═════ 待处理数据 ═════
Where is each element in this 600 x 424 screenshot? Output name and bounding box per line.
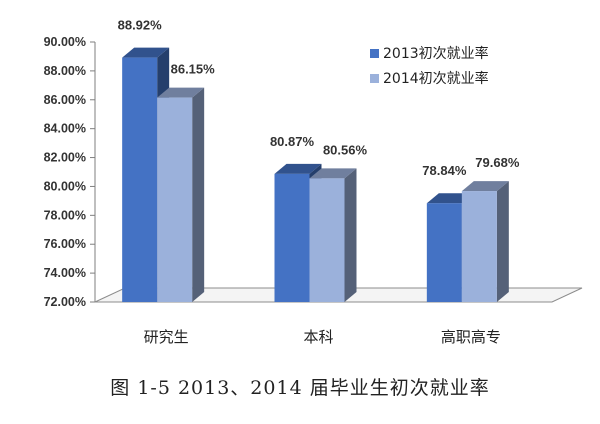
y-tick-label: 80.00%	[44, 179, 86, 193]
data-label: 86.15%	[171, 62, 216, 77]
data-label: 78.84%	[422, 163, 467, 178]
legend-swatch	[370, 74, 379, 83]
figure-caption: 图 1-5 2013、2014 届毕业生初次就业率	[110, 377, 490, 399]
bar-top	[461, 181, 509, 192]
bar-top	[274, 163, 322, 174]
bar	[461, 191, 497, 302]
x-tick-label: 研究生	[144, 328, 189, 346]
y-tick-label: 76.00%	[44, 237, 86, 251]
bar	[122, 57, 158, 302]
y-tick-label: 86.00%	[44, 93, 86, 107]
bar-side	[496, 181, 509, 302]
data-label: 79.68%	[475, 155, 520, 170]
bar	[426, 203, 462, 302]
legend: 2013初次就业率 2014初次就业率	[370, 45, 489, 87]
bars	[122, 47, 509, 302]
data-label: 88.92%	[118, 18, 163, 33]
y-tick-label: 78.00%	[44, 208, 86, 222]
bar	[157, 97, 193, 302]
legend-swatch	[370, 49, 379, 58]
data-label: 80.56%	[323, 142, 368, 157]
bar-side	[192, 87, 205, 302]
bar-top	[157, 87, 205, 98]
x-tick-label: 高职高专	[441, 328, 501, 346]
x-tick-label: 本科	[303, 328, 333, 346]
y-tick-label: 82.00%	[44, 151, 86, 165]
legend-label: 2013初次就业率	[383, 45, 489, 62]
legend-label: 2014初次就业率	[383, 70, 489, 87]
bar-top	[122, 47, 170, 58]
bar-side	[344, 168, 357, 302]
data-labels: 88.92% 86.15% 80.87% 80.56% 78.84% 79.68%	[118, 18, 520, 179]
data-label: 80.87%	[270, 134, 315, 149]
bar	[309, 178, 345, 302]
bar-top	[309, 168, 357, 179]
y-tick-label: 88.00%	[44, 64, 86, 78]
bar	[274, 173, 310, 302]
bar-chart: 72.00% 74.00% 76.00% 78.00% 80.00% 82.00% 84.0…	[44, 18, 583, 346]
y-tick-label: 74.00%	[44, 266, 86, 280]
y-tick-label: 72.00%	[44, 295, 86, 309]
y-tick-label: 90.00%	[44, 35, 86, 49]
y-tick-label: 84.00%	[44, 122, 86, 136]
═════
练习任务 ->
照原样抄写上方数据中从含有“179, 86, 193]”的行到含有“237, 86, 251]”的行之间的全部内容，首尾两行均包括在内。

任务结果 ->
y-tick-label: 80.00%	[44, 179, 86, 193]
data-label: 86.15%	[171, 62, 216, 77]
data-label: 78.84%	[422, 163, 467, 178]
legend-swatch	[370, 74, 379, 83]
figure-caption: 图 1-5 2013、2014 届毕业生初次就业率	[110, 377, 490, 399]
bar-top	[461, 181, 509, 192]
bar-top	[274, 163, 322, 174]
bar	[461, 191, 497, 302]
x-tick-label: 研究生	[144, 328, 189, 346]
y-tick-label: 76.00%	[44, 237, 86, 251]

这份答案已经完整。